— Begin Records provided —

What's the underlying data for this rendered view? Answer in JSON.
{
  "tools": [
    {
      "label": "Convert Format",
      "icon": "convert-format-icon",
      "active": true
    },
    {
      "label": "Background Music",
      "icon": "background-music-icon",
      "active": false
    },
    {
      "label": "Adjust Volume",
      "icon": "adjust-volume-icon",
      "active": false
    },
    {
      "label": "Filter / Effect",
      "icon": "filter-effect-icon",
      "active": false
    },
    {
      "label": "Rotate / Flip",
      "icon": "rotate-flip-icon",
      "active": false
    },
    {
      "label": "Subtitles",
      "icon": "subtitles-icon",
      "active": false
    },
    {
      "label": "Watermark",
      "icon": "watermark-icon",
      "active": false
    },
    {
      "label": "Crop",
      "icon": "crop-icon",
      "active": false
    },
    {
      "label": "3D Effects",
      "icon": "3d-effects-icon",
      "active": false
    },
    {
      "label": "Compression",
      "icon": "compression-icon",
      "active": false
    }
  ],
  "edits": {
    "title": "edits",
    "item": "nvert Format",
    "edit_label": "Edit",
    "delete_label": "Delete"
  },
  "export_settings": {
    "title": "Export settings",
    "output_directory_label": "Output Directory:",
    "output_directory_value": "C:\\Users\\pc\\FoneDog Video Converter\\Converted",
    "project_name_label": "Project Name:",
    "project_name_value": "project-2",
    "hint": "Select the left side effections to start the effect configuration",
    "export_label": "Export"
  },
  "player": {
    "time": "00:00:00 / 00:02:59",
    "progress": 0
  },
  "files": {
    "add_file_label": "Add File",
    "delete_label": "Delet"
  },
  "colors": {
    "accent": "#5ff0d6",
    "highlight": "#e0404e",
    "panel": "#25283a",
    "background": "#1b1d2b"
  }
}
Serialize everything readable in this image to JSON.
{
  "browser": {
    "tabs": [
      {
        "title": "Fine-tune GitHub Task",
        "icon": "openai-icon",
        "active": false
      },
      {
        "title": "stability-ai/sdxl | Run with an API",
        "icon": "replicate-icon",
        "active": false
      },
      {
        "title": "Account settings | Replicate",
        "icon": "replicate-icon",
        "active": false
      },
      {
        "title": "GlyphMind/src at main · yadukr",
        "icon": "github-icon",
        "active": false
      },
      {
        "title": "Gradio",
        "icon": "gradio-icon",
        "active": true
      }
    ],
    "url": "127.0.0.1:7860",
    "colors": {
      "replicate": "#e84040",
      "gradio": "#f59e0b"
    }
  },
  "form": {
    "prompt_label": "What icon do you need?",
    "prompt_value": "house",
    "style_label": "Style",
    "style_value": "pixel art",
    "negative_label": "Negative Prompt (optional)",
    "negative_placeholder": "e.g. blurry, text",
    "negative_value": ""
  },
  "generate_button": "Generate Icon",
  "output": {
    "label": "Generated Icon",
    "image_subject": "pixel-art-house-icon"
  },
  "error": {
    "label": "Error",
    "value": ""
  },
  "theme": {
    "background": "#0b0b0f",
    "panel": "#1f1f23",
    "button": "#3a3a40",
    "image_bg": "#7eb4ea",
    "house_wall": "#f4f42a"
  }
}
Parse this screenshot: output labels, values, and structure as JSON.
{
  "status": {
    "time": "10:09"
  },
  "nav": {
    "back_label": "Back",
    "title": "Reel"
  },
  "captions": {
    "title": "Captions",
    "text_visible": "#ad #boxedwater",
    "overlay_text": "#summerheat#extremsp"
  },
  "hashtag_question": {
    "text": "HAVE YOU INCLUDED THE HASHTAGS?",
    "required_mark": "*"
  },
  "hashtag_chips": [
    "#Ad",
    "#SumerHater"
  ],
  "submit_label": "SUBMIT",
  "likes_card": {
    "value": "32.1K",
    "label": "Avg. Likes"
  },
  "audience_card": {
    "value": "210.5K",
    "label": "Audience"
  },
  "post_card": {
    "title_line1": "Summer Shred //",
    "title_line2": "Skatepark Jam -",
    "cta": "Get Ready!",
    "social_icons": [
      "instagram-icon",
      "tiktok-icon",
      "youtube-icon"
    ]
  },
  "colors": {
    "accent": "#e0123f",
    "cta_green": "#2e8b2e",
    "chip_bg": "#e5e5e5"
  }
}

— End Records provided —

__Direction__
Take the entries above and transcribe them in full.

__Output of the exercise__
What's the underlying data for this rendered view? Answer in JSON.
{
  "tools": [
    {
      "label": "Convert Format",
      "icon": "convert-format-icon",
      "active": true
    },
    {
      "label": "Background Music",
      "icon": "background-music-icon",
      "active": false
    },
    {
      "label": "Adjust Volume",
      "icon": "adjust-volume-icon",
      "active": false
    },
    {
      "label": "Filter / Effect",
      "icon": "filter-effect-icon",
      "active": false
    },
    {
      "label": "Rotate / Flip",
      "icon": "rotate-flip-icon",
      "active": false
    },
    {
      "label": "Subtitles",
      "icon": "subtitles-icon",
      "active": false
    },
    {
      "label": "Watermark",
      "icon": "watermark-icon",
      "active": false
    },
    {
      "label": "Crop",
      "icon": "crop-icon",
      "active": false
    },
    {
      "label": "3D Effects",
      "icon": "3d-effects-icon",
      "active": false
    },
    {
      "label": "Compression",
      "icon": "compression-icon",
      "active": false
    }
  ],
  "edits": {
    "title": "edits",
    "item": "nvert Format",
    "edit_label": "Edit",
    "delete_label": "Delete"
  },
  "export_settings": {
    "title": "Export settings",
    "output_directory_label": "Output Directory:",
    "output_directory_value": "C:\\Users\\pc\\FoneDog Video Converter\\Converted",
    "project_name_label": "Project Name:",
    "project_name_value": "project-2",
    "hint": "Select the left side effections to start the effect configuration",
    "export_label": "Export"
  },
  "player": {
    "time": "00:00:00 / 00:02:59",
    "progress": 0
  },
  "files": {
    "add_file_label": "Add File",
    "delete_label": "Delet"
  },
  "colors": {
    "accent": "#5ff0d6",
    "highlight": "#e0404e",
    "panel": "#25283a",
    "background": "#1b1d2b"
  }
}
Serialize everything readable in this image to JSON.
{
  "browser": {
    "tabs": [
      {
        "title": "Fine-tune GitHub Task",
        "icon": "openai-icon",
        "active": false
      },
      {
        "title": "stability-ai/sdxl | Run with an API",
        "icon": "replicate-icon",
        "active": false
      },
      {
        "title": "Account settings | Replicate",
        "icon": "replicate-icon",
        "active": false
      },
      {
        "title": "GlyphMind/src at main · yadukr",
        "icon": "github-icon",
        "active": false
      },
      {
        "title": "Gradio",
        "icon": "gradio-icon",
        "active": true
      }
    ],
    "url": "127.0.0.1:7860",
    "colors": {
      "replicate": "#e84040",
      "gradio": "#f59e0b"
    }
  },
  "form": {
    "prompt_label": "What icon do you need?",
    "prompt_value": "house",
    "style_label": "Style",
    "style_value": "pixel art",
    "negative_label": "Negative Prompt (optional)",
    "negative_placeholder": "e.g. blurry, text",
    "negative_value": ""
  },
  "generate_button": "Generate Icon",
  "output": {
    "label": "Generated Icon",
    "image_subject": "pixel-art-house-icon"
  },
  "error": {
    "label": "Error",
    "value": ""
  },
  "theme": {
    "background": "#0b0b0f",
    "panel": "#1f1f23",
    "button": "#3a3a40",
    "image_bg": "#7eb4ea",
    "house_wall": "#f4f42a"
  }
}
Parse this screenshot: output labels, values, and structure as JSON.
{
  "status": {
    "time": "10:09"
  },
  "nav": {
    "back_label": "Back",
    "title": "Reel"
  },
  "captions": {
    "title": "Captions",
    "text_visible": "#ad #boxedwater",
    "overlay_text": "#summerheat#extremsp"
  },
  "hashtag_question": {
    "text": "HAVE YOU INCLUDED THE HASHTAGS?",
    "required_mark": "*"
  },
  "hashtag_chips": [
    "#Ad",
    "#SumerHater"
  ],
  "submit_label": "SUBMIT",
  "likes_card": {
    "value": "32.1K",
    "label": "Avg. Likes"
  },
  "audience_card": {
    "value": "210.5K",
    "label": "Audience"
  },
  "post_card": {
    "title_line1": "Summer Shred //",
    "title_line2": "Skatepark Jam -",
    "cta": "Get Ready!",
    "social_icons": [
      "instagram-icon",
      "tiktok-icon",
      "youtube-icon"
    ]
  },
  "colors": {
    "accent": "#e0123f",
    "cta_green": "#2e8b2e",
    "chip_bg": "#e5e5e5"
  }
}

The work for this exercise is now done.